─── Source material

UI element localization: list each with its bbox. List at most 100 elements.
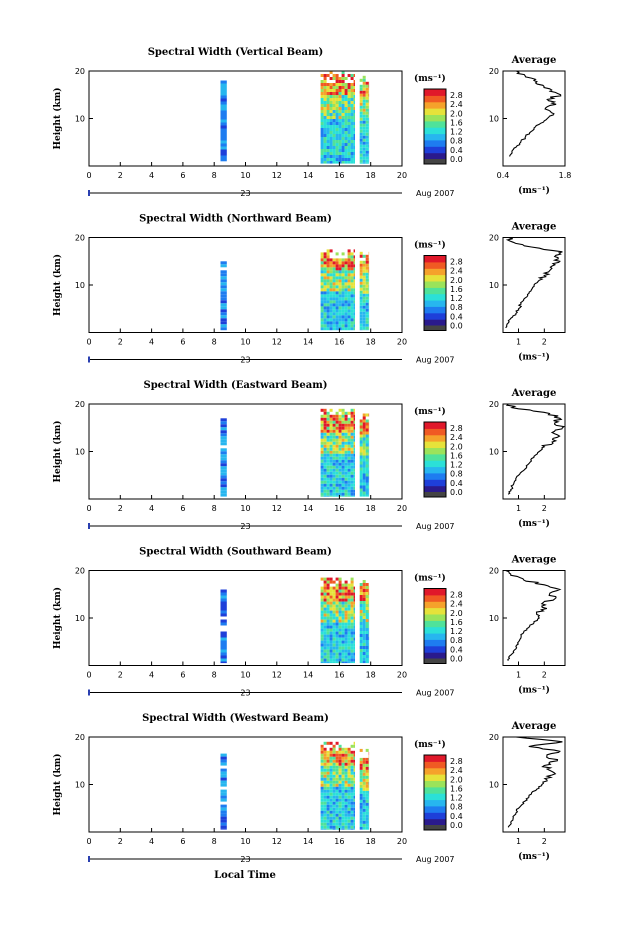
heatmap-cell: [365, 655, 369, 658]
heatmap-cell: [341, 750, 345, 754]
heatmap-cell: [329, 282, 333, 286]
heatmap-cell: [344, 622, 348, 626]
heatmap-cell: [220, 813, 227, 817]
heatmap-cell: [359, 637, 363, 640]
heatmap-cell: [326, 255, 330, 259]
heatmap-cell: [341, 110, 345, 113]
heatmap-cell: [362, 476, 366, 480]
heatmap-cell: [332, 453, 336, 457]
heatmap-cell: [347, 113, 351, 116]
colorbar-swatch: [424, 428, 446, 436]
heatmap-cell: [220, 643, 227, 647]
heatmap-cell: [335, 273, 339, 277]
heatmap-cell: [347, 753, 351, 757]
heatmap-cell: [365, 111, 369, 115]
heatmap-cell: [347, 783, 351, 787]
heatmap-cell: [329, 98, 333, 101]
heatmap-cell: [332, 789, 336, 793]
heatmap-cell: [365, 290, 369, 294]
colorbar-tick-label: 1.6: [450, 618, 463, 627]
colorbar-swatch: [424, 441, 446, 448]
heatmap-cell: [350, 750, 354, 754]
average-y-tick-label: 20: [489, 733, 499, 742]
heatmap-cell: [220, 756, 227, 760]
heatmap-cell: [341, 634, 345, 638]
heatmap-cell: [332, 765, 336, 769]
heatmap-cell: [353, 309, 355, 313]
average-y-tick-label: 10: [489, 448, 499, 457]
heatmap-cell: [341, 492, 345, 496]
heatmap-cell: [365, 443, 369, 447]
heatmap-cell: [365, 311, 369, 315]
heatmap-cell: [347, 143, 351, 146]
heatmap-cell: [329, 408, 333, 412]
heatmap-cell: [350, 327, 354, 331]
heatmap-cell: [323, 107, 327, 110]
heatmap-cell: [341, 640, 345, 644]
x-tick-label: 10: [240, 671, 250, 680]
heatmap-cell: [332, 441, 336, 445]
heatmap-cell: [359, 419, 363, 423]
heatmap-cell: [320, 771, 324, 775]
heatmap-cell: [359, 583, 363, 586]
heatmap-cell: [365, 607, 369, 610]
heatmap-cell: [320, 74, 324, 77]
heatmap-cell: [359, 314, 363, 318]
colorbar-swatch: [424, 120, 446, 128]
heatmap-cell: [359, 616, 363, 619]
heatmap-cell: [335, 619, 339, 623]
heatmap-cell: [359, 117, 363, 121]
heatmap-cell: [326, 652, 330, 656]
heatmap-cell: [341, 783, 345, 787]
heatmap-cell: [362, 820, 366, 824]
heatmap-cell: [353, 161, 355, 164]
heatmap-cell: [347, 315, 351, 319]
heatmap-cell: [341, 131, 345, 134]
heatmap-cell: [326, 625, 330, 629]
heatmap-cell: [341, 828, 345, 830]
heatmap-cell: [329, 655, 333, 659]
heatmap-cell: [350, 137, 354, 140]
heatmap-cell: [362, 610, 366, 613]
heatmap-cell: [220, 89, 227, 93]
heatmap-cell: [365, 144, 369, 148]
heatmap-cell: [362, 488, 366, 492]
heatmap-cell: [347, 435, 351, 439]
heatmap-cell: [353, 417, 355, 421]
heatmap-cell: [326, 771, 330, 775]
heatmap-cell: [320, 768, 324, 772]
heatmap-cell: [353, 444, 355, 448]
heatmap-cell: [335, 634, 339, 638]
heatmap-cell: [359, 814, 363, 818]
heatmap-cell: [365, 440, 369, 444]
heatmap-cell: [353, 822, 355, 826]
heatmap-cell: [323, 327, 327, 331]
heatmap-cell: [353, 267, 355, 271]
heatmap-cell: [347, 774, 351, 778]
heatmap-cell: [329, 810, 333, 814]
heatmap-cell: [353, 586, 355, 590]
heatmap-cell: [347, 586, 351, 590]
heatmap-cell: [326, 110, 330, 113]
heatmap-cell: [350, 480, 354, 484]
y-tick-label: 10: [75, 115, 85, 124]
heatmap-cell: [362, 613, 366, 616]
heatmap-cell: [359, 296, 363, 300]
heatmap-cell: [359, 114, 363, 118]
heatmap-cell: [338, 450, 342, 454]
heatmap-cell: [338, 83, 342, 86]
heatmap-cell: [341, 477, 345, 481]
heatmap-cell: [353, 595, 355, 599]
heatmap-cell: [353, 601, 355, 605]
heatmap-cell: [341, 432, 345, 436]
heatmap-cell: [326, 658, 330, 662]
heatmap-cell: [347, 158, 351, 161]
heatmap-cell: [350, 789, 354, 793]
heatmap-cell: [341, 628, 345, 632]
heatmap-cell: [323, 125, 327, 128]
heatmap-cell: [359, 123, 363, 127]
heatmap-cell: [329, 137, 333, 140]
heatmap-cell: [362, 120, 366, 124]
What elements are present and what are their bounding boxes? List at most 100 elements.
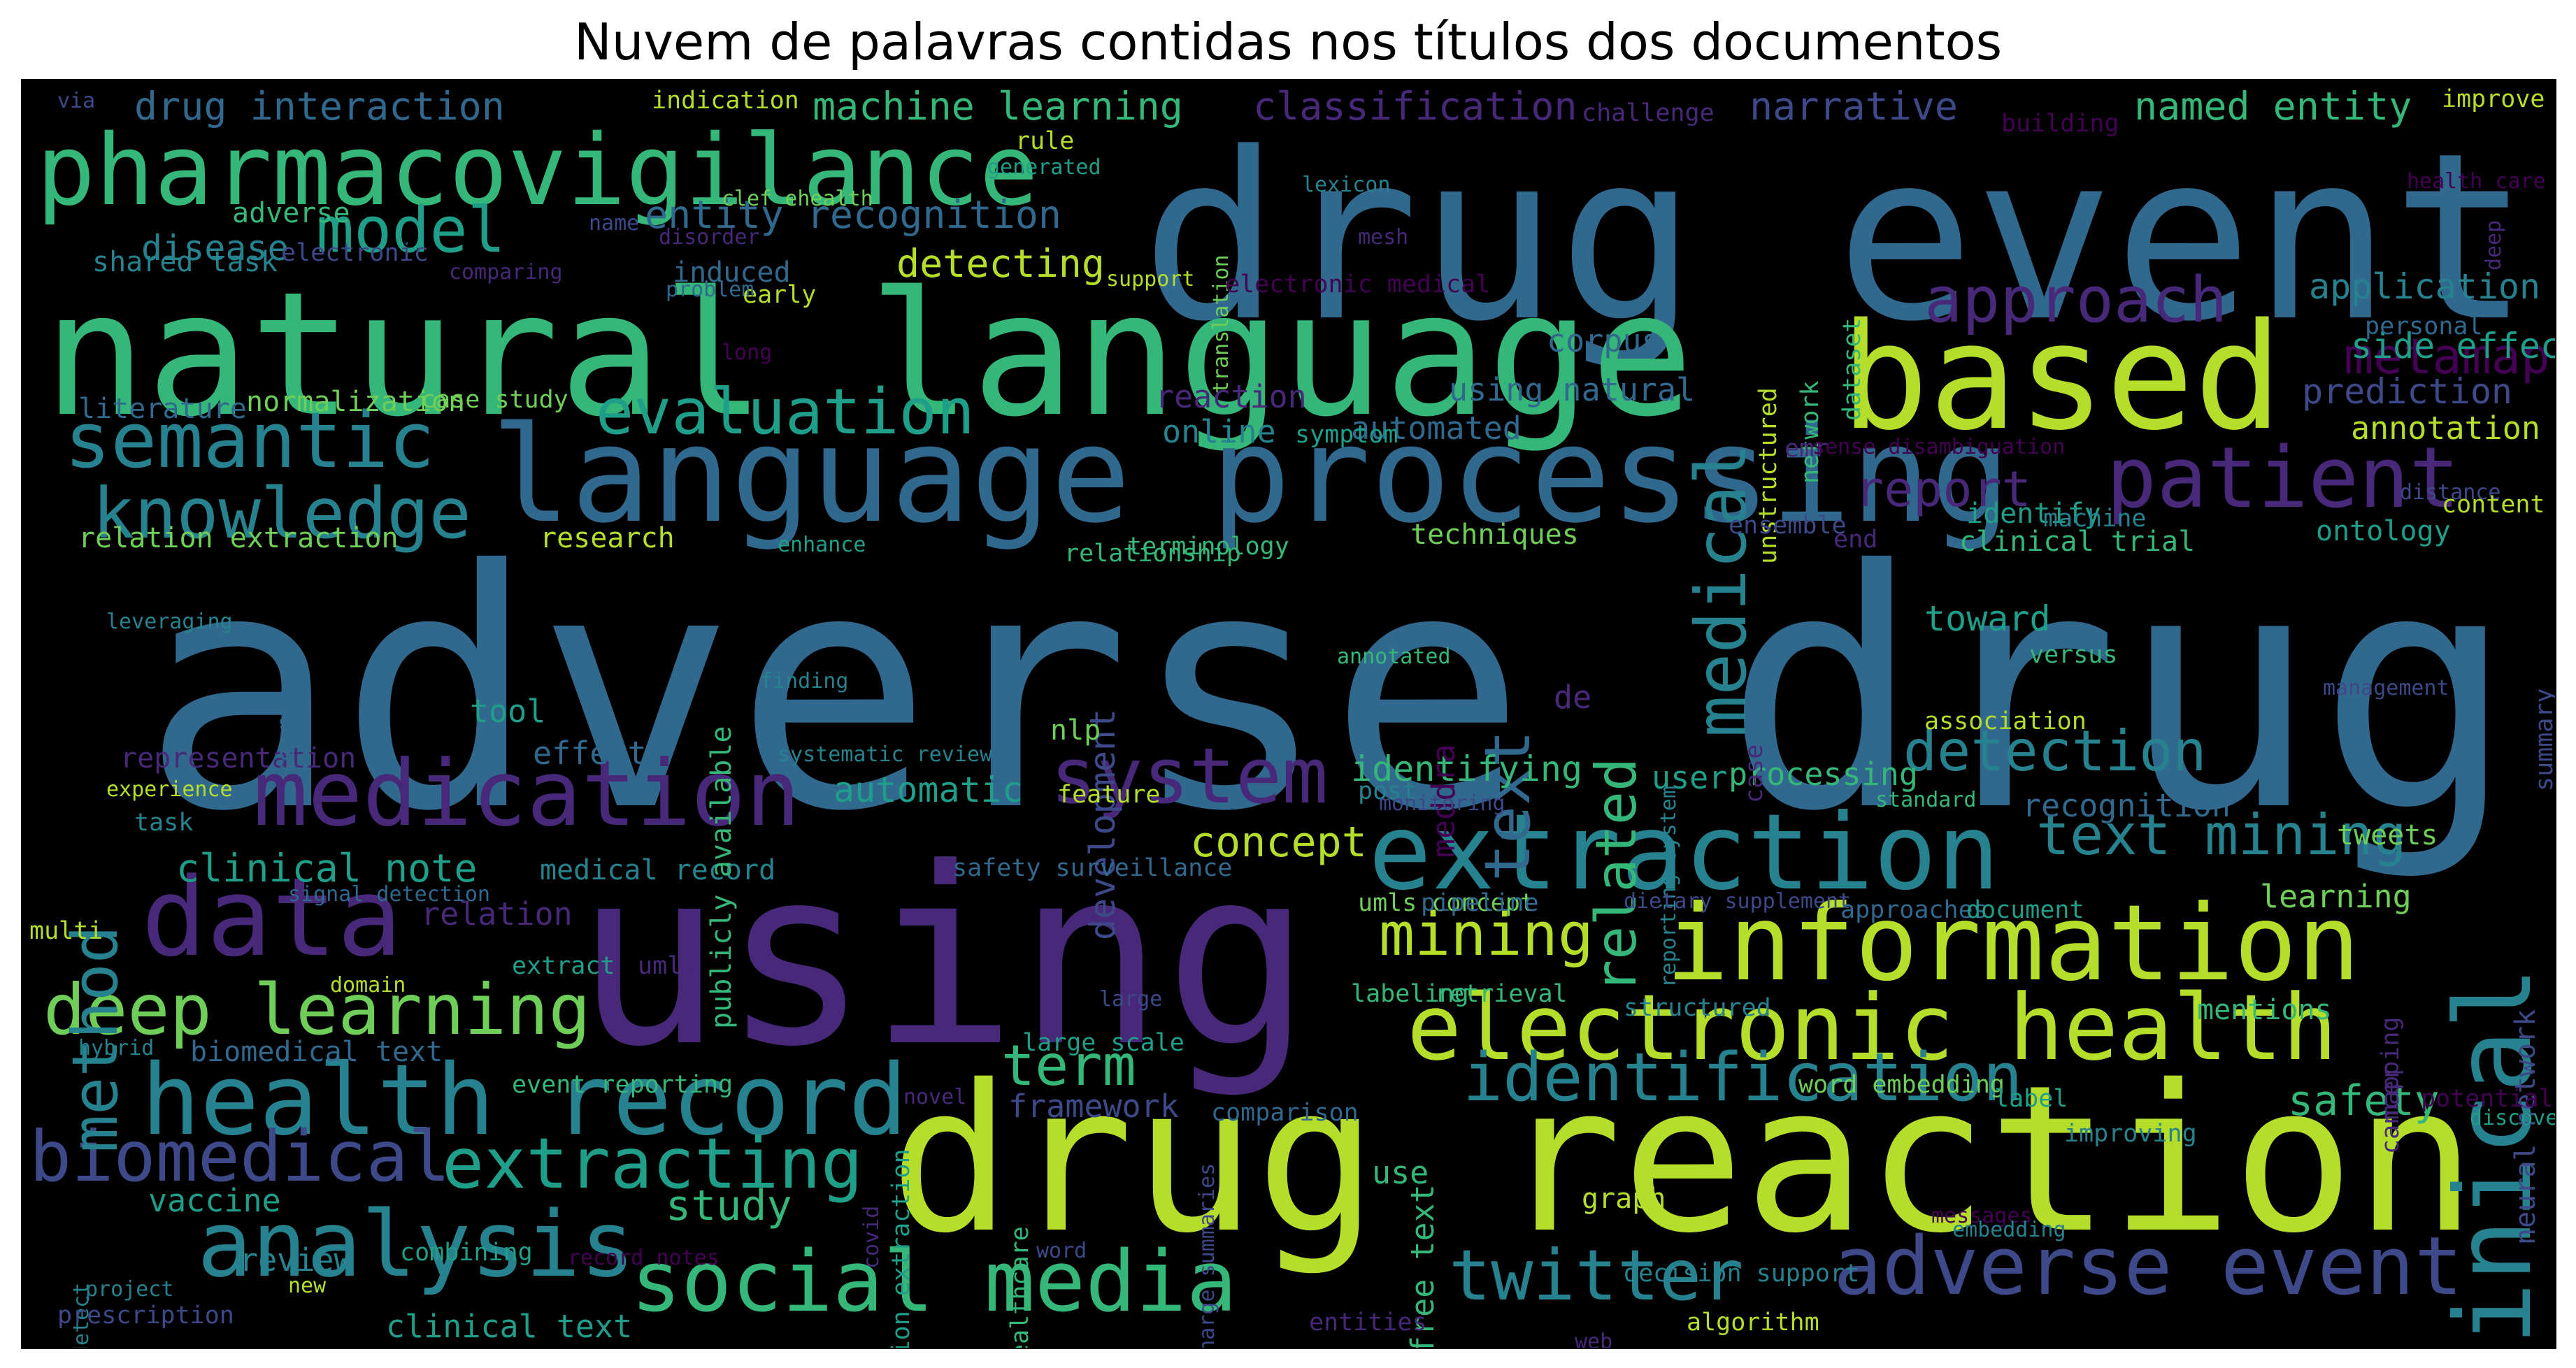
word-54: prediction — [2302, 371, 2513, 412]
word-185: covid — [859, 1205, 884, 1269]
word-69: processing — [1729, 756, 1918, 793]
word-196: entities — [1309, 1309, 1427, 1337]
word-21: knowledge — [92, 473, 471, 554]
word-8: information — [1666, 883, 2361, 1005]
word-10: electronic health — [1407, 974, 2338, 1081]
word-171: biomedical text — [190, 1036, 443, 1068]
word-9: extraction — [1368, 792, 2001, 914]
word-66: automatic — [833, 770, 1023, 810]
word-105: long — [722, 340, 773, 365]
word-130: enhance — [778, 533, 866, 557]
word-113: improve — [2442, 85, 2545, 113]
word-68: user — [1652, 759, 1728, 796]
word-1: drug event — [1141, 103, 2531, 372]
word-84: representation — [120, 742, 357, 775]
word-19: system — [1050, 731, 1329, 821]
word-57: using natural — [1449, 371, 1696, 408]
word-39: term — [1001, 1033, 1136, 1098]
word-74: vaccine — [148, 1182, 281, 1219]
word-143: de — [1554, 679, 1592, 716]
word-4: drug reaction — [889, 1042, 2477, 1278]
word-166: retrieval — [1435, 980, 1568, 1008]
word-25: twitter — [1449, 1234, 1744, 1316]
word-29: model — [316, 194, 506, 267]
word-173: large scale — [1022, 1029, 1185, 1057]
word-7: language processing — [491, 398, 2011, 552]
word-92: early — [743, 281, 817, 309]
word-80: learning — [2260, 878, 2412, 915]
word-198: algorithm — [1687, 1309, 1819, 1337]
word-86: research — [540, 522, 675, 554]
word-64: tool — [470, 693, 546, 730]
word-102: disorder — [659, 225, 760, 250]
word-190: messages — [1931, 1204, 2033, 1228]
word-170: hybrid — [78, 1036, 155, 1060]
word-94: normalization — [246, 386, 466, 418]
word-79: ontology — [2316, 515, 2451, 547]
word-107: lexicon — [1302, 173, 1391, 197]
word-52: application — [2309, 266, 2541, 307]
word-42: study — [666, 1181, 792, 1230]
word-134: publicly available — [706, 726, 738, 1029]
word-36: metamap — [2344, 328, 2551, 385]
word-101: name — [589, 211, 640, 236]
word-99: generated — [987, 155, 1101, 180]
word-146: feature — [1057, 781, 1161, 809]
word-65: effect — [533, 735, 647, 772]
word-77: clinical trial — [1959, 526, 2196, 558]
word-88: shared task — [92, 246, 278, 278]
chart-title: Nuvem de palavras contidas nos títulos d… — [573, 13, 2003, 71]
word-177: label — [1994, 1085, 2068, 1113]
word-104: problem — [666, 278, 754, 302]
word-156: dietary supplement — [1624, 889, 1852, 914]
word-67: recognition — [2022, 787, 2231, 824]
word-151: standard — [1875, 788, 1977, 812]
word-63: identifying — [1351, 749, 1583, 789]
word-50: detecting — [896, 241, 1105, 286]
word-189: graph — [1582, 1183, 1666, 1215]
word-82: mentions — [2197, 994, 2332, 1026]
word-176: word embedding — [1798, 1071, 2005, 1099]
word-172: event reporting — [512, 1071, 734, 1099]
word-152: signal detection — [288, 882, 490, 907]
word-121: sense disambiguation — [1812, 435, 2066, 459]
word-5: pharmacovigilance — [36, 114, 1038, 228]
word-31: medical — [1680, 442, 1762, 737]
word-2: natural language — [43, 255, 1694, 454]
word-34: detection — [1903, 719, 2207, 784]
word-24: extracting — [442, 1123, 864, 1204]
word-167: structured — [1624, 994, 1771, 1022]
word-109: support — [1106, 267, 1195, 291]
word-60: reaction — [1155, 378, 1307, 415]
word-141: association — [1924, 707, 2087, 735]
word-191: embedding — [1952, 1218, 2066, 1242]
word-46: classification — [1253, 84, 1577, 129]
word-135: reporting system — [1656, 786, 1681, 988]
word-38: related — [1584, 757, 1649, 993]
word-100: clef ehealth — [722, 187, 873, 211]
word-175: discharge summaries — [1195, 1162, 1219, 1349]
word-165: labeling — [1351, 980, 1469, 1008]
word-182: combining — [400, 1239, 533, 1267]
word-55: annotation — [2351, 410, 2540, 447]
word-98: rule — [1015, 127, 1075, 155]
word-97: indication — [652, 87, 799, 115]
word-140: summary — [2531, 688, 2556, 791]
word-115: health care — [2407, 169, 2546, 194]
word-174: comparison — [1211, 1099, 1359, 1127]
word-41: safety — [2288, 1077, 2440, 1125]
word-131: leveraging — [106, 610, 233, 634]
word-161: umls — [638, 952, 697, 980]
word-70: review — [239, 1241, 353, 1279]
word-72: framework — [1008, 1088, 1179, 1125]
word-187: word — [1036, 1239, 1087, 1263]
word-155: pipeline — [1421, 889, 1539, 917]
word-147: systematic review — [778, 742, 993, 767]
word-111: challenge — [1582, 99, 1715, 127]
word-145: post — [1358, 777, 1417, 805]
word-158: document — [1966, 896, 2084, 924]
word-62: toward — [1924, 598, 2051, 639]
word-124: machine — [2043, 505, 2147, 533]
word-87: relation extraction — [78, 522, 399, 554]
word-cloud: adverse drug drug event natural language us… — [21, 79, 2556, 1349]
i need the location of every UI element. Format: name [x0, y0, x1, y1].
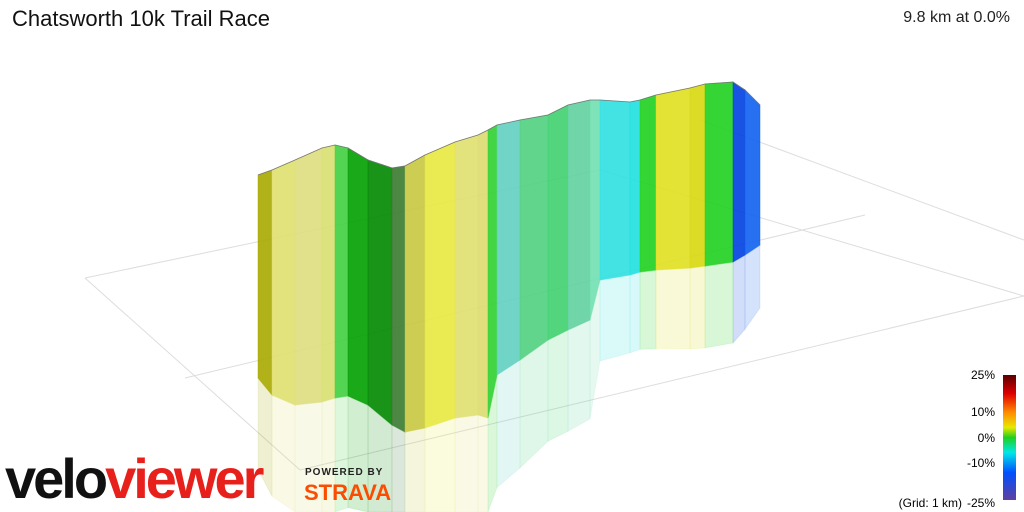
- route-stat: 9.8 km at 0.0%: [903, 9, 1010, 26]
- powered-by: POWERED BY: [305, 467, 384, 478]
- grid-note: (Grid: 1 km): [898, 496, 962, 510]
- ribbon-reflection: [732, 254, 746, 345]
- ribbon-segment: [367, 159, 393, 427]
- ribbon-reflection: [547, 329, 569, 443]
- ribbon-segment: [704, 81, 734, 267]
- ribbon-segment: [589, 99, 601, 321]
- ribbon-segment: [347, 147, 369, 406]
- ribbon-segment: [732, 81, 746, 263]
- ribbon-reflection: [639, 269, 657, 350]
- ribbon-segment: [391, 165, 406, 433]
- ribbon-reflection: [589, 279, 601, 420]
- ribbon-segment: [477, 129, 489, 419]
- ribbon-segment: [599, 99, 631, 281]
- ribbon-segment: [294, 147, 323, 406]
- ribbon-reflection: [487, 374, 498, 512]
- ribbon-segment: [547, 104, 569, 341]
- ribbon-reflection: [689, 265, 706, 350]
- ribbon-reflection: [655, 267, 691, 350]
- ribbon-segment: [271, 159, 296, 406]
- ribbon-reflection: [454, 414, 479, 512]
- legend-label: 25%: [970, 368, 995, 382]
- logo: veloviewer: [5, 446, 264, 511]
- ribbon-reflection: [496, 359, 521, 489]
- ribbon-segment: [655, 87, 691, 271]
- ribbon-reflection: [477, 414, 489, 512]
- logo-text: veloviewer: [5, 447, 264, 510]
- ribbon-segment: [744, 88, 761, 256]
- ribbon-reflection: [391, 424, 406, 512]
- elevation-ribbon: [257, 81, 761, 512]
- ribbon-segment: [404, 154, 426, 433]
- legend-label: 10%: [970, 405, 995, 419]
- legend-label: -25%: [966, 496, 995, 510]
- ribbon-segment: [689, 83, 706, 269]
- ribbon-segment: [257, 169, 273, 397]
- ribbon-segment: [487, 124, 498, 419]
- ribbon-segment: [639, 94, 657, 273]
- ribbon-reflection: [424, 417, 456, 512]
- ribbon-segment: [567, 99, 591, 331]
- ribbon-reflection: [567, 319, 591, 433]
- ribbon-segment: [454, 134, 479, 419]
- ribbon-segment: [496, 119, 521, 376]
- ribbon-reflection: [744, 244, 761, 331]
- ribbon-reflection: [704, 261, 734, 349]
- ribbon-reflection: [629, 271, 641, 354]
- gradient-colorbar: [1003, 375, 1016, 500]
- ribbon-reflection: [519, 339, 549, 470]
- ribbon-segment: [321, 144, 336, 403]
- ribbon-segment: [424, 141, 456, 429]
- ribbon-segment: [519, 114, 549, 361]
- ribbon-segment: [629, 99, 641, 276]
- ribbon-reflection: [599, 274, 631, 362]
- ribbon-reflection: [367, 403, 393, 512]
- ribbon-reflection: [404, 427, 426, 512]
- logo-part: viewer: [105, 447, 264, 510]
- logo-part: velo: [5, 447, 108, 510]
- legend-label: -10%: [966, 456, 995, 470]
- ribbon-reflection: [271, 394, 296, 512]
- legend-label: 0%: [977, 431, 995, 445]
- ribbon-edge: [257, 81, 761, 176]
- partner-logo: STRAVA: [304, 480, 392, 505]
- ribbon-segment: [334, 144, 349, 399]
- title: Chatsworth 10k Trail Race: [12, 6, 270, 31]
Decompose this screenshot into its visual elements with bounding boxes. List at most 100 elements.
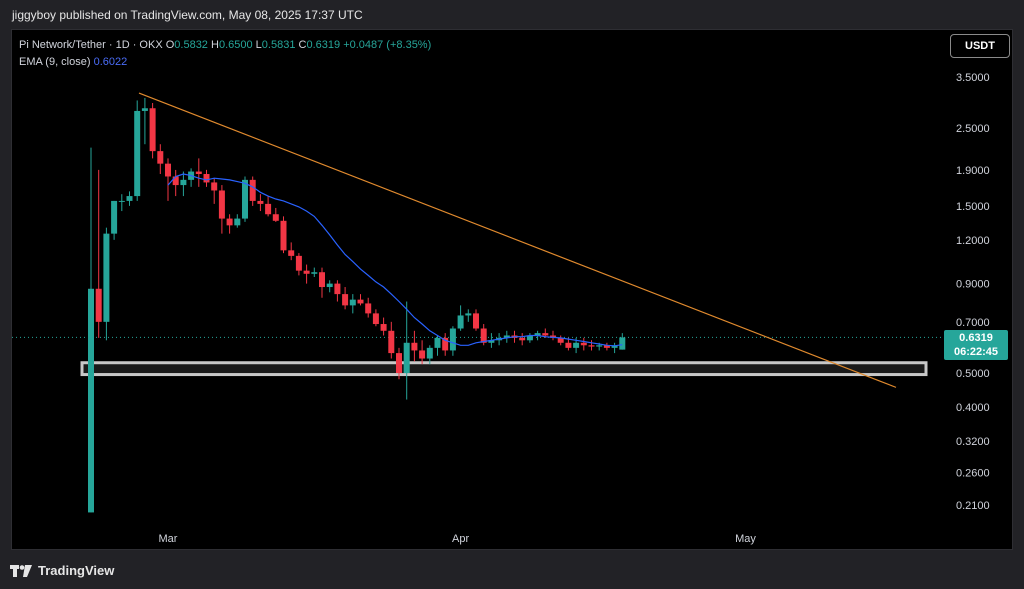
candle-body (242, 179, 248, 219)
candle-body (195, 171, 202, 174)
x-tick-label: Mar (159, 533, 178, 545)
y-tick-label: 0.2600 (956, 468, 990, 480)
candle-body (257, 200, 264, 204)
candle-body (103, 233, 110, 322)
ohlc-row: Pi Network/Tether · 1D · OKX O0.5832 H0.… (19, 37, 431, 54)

──────

## [Set task]
Output the lines of the data as a numbered list, beginning at the line that contains "heatmap-cell: [365, 655, 369, 658]" and stopping after the line that contains "heatmap-cell: [332, 453, 336, 457]". Omit any blank lines.

## [Exercise answer]
1. heatmap-cell: [365, 655, 369, 658]
2. heatmap-cell: [341, 750, 345, 754]
3. heatmap-cell: [329, 282, 333, 286]
4. heatmap-cell: [344, 622, 348, 626]
5. heatmap-cell: [220, 813, 227, 817]
6. heatmap-cell: [359, 637, 363, 640]
7. heatmap-cell: [326, 255, 330, 259]
8. heatmap-cell: [341, 110, 345, 113]
9. heatmap-cell: [362, 476, 366, 480]
10. heatmap-cell: [332, 453, 336, 457]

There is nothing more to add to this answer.